• TASK STATEMENT:
Determine how many lines contain the string "data". Reply with that figure and nothing else.

------------------------------------------------------------

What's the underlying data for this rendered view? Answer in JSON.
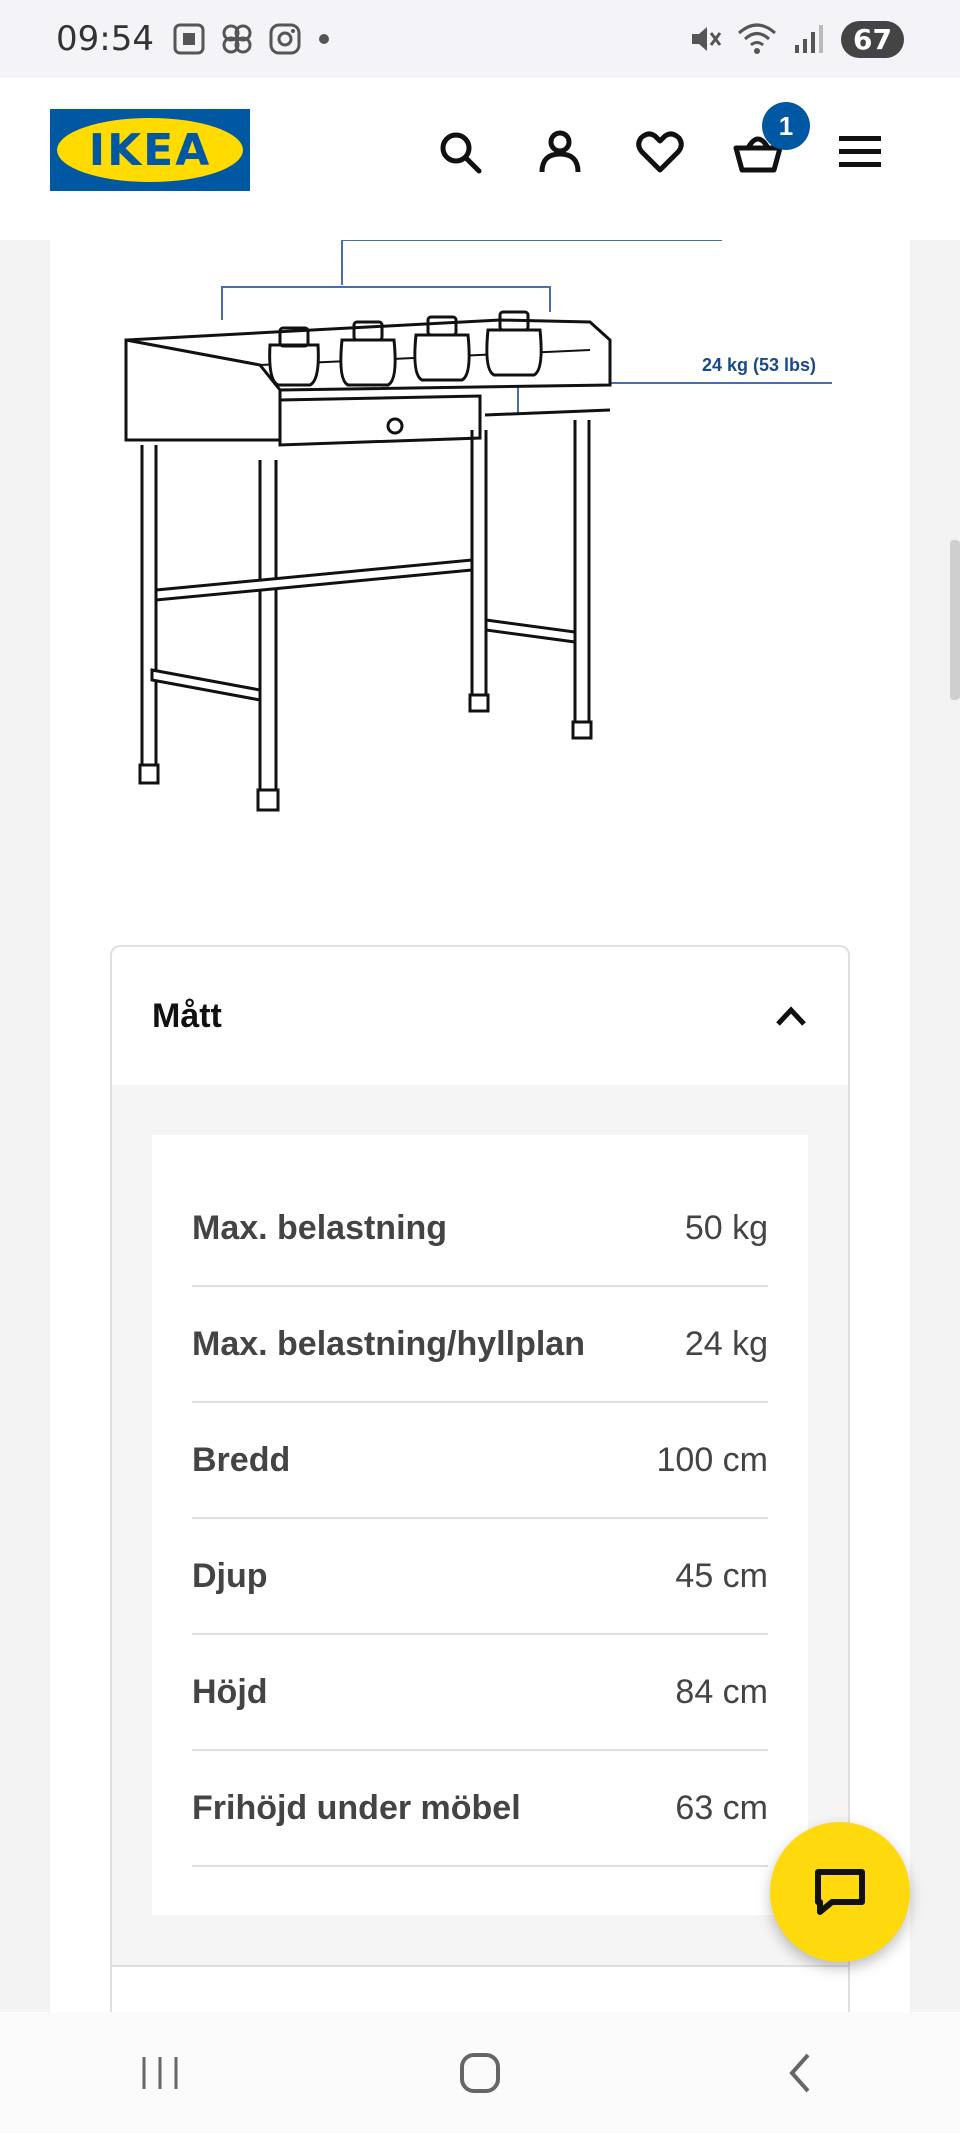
{
  "status_bar": {
    "time": "09:54",
    "battery": "67",
    "left_icons": [
      "screenshot-icon",
      "pinwheel-icon",
      "instagram-icon",
      "dot-icon"
    ],
    "right_icons": [
      "mute-icon",
      "wifi-icon",
      "signal-icon"
    ]
  },
  "header": {
    "logo_text": "IKEA",
    "cart_count": "1",
    "icons": [
      "search-icon",
      "account-icon",
      "heart-icon",
      "basket-icon",
      "menu-icon"
    ]
  },
  "product_image": {
    "load_label": "24 kg (53 lbs)"
  },
  "dimensions": {
    "title": "Mått",
    "rows": [
      {
        "label": "Max. belastning",
        "value": "50 kg"
      },
      {
        "label": "Max. belastning/hyllplan",
        "value": "24 kg"
      },
      {
        "label": "Bredd",
        "value": "100 cm"
      },
      {
        "label": "Djup",
        "value": "45 cm"
      },
      {
        "label": "Höjd",
        "value": "84 cm"
      },
      {
        "label": "Frihöjd under möbel",
        "value": "63 cm"
      }
    ]
  },
  "colors": {
    "ikea_blue": "#0058a3",
    "ikea_yellow": "#ffdb00",
    "chat_yellow": "#fdd90e"
  }
}
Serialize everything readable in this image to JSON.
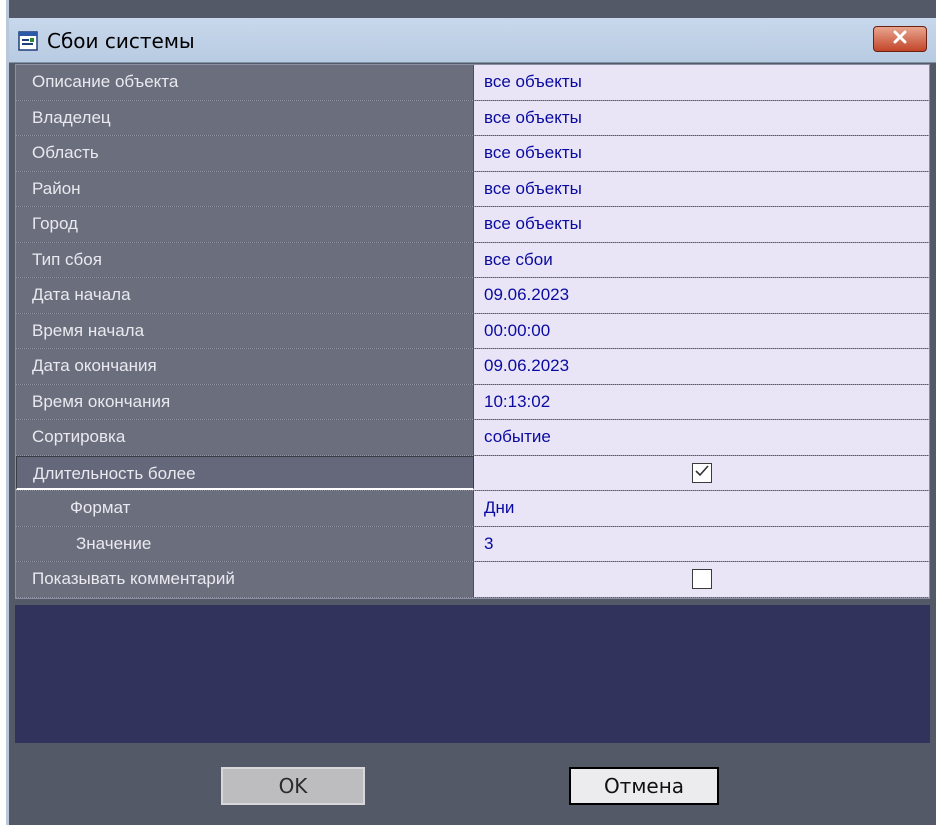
{
  "window": {
    "title": "Сбои системы",
    "close_icon": "close-icon"
  },
  "properties": [
    {
      "label": "Описание объекта",
      "value": "все объекты"
    },
    {
      "label": "Владелец",
      "value": "все объекты"
    },
    {
      "label": "Область",
      "value": "все объекты"
    },
    {
      "label": "Район",
      "value": "все объекты"
    },
    {
      "label": "Город",
      "value": "все объекты"
    },
    {
      "label": "Тип сбоя",
      "value": "все сбои"
    },
    {
      "label": "Дата начала",
      "value": "09.06.2023"
    },
    {
      "label": "Время начала",
      "value": "00:00:00"
    },
    {
      "label": "Дата окончания",
      "value": "09.06.2023"
    },
    {
      "label": "Время окончания",
      "value": "10:13:02"
    },
    {
      "label": "Сортировка",
      "value": "событие"
    },
    {
      "label": "Длительность более",
      "checked": true
    },
    {
      "label": "Формат",
      "value": "Дни"
    },
    {
      "label": "Значение",
      "value": "3"
    },
    {
      "label": "Показывать комментарий",
      "checked": false
    }
  ],
  "buttons": {
    "ok": "OK",
    "cancel": "Отмена"
  },
  "colors": {
    "value_text": "#0a0aa0",
    "label_bg": "#6b6f7d",
    "value_bg": "#e9e5f7",
    "empty_area": "#32335c",
    "close_button": "#c2452a"
  }
}
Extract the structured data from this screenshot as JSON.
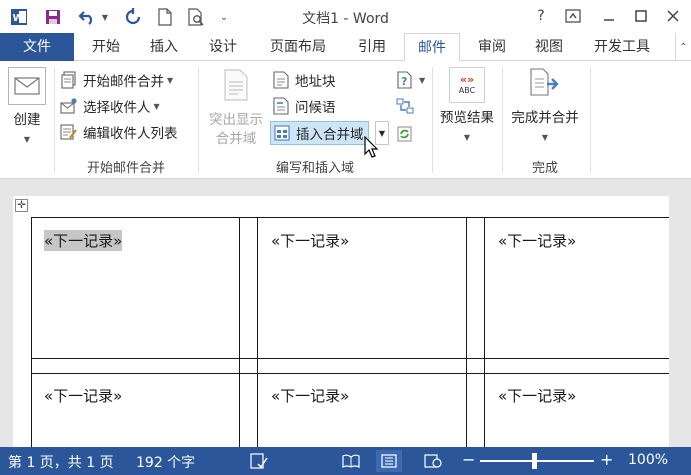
{
  "titlebar": {
    "title": "文档1 - Word",
    "help": "?"
  },
  "tabs": [
    "文件",
    "开始",
    "插入",
    "设计",
    "页面布局",
    "引用",
    "邮件",
    "审阅",
    "视图",
    "开发工具"
  ],
  "active_tab": "邮件",
  "ribbon": {
    "create": "创建",
    "start_merge": "开始邮件合并",
    "select_recipients": "选择收件人",
    "edit_recipients": "编辑收件人列表",
    "group_start": "开始邮件合并",
    "highlight_line1": "突出显示",
    "highlight_line2": "合并域",
    "address_block": "地址块",
    "greeting_line": "问候语",
    "insert_merge_field": "插入合并域",
    "group_write": "编写和插入域",
    "preview_results": "预览结果",
    "preview_badge": "ABC",
    "finish_merge": "完成并合并",
    "group_finish": "完成"
  },
  "document": {
    "cells": [
      "«下一记录»",
      "«下一记录»",
      "«下一记录»",
      "«下一记录»",
      "«下一记录»",
      "«下一记录»"
    ]
  },
  "statusbar": {
    "page": "第 1 页，共 1 页",
    "words": "192 个字",
    "zoom": "100%"
  },
  "colors": {
    "brand": "#2b579a",
    "hover": "#cde6f7",
    "selection": "#c6c6c6"
  }
}
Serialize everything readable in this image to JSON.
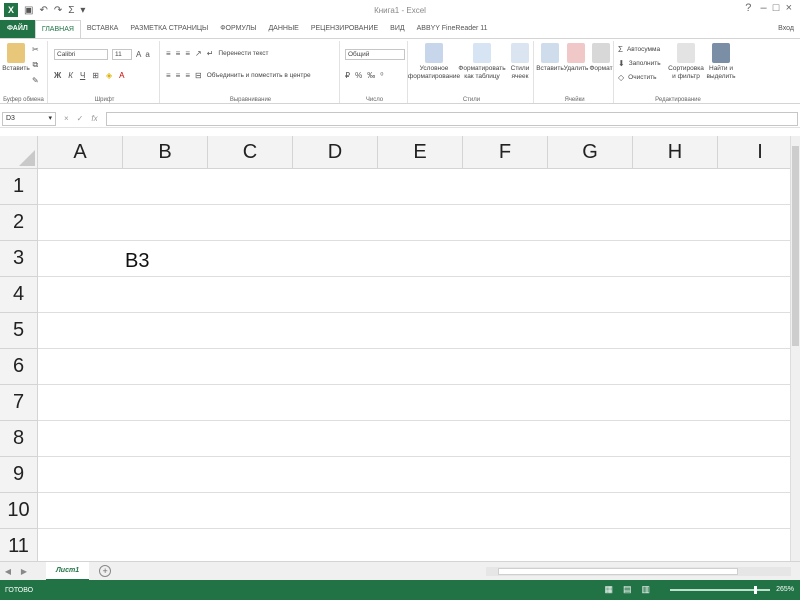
{
  "window": {
    "title": "Книга1 - Excel",
    "signin": "Вход",
    "qat_icons": [
      "excel-logo",
      "save-icon",
      "undo-icon",
      "redo-icon",
      "sum-icon"
    ]
  },
  "tabs": [
    {
      "label": "ФАЙЛ",
      "file": true
    },
    {
      "label": "ГЛАВНАЯ",
      "active": true
    },
    {
      "label": "ВСТАВКА"
    },
    {
      "label": "РАЗМЕТКА СТРАНИЦЫ"
    },
    {
      "label": "ФОРМУЛЫ"
    },
    {
      "label": "ДАННЫЕ"
    },
    {
      "label": "РЕЦЕНЗИРОВАНИЕ"
    },
    {
      "label": "ВИД"
    },
    {
      "label": "ABBYY FineReader 11"
    }
  ],
  "ribbon": {
    "clipboard": {
      "paste": "Вставить",
      "label": "Буфер обмена"
    },
    "font": {
      "name": "Calibri",
      "size": "11",
      "label": "Шрифт",
      "bold": "Ж",
      "italic": "К",
      "underline": "Ч"
    },
    "alignment": {
      "wrap": "Перенести текст",
      "merge": "Объединить и поместить в центре",
      "label": "Выравнивание"
    },
    "number": {
      "format": "Общий",
      "label": "Число"
    },
    "styles": {
      "conditional": "Условное форматирование",
      "as_table": "Форматировать как таблицу",
      "cell_styles": "Стили ячеек",
      "label": "Стили"
    },
    "cells": {
      "insert": "Вставить",
      "delete": "Удалить",
      "format": "Формат",
      "label": "Ячейки"
    },
    "editing": {
      "autosum": "Автосумма",
      "fill": "Заполнить",
      "clear": "Очистить",
      "sort": "Сортировка и фильтр",
      "find": "Найти и выделить",
      "label": "Редактирование"
    }
  },
  "formula_bar": {
    "name_box": "D3",
    "cancel": "×",
    "enter": "✓",
    "fx": "fx",
    "value": ""
  },
  "grid": {
    "columns": [
      "A",
      "B",
      "C",
      "D",
      "E",
      "F",
      "G",
      "H",
      "I"
    ],
    "rows": [
      "1",
      "2",
      "3",
      "4",
      "5",
      "6",
      "7",
      "8",
      "9",
      "10",
      "11"
    ],
    "cell_b3": "B3"
  },
  "sheets": {
    "active": "Лист1",
    "add": "+"
  },
  "status": {
    "text": "ГОТОВО",
    "zoom": "265%"
  },
  "colors": {
    "accent": "#217346"
  }
}
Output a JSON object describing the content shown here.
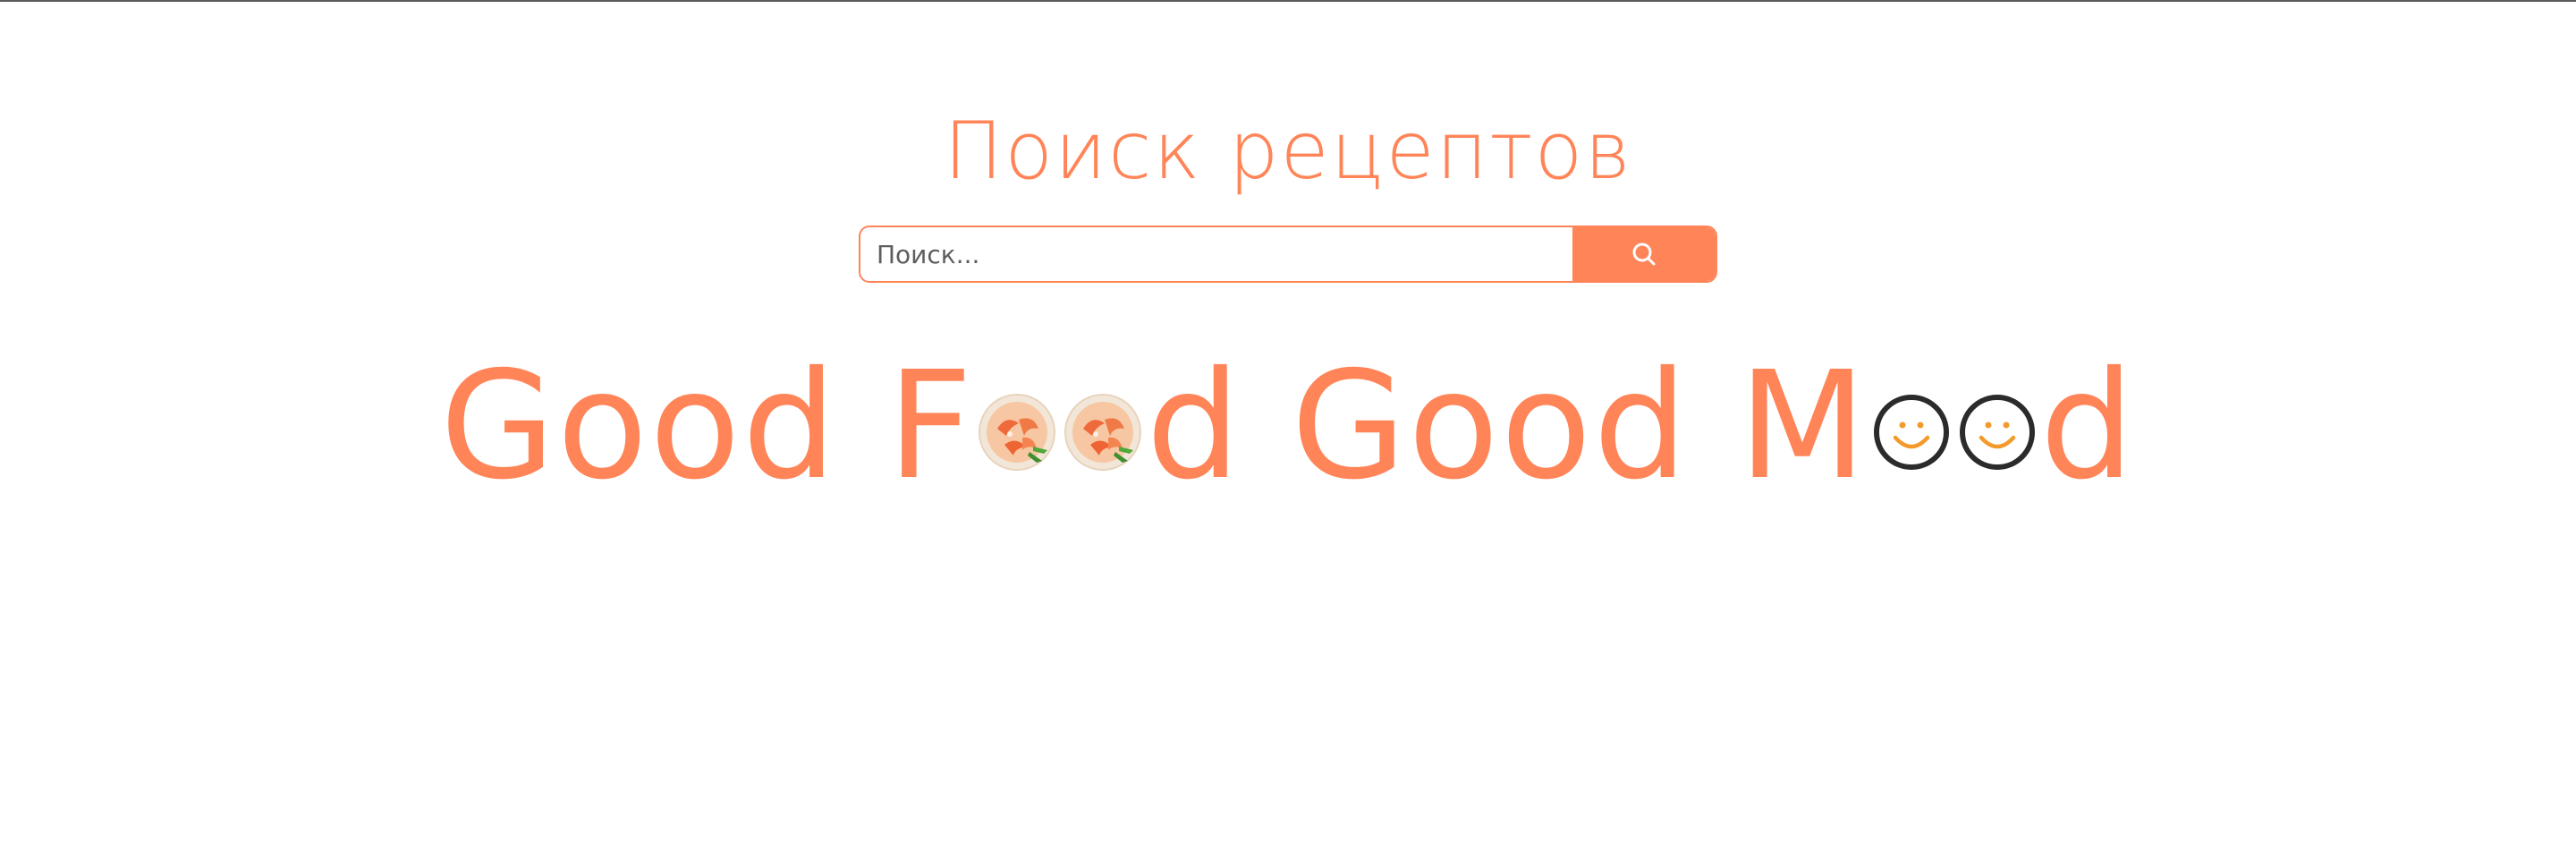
{
  "page": {
    "title": "Поиск рецептов"
  },
  "search": {
    "placeholder": "Поиск...",
    "value": "",
    "button_icon": "search-icon"
  },
  "brand": {
    "part1": "Good F",
    "part2": "d Good M",
    "part3": "d",
    "food_icons": [
      "shrimp-plate-icon",
      "shrimp-plate-icon"
    ],
    "mood_icons": [
      "smiley-icon",
      "smiley-icon"
    ]
  },
  "colors": {
    "accent": "#ff8559",
    "smiley_stroke": "#2b2b2b",
    "smiley_face": "#f39a2a"
  }
}
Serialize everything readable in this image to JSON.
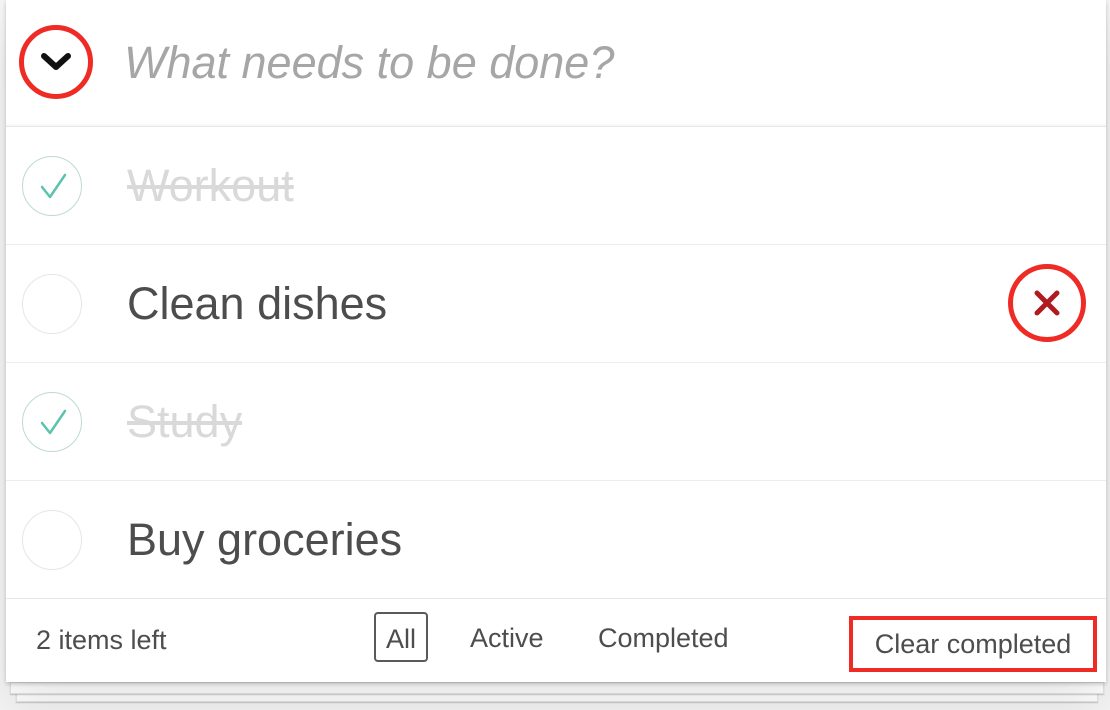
{
  "new_todo": {
    "placeholder": "What needs to be done?",
    "toggle_all_icon": "chevron-down-icon"
  },
  "todos": [
    {
      "title": "Workout",
      "completed": true
    },
    {
      "title": "Clean dishes",
      "completed": false
    },
    {
      "title": "Study",
      "completed": true
    },
    {
      "title": "Buy groceries",
      "completed": false
    }
  ],
  "destroy_icon": "close-icon",
  "footer": {
    "count": "2 items left",
    "filters": [
      {
        "label": "All",
        "selected": true
      },
      {
        "label": "Active",
        "selected": false
      },
      {
        "label": "Completed",
        "selected": false
      }
    ],
    "clear_label": "Clear completed"
  },
  "colors": {
    "highlight": "#ee2b24",
    "check": "#5dc2af",
    "completed_text": "#d9d9d9",
    "text": "#4d4d4d",
    "placeholder": "#a6a6a6",
    "destroy_x": "#af1b20"
  }
}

------------------------------------------------------------

• EXPECTED ANSWER:
2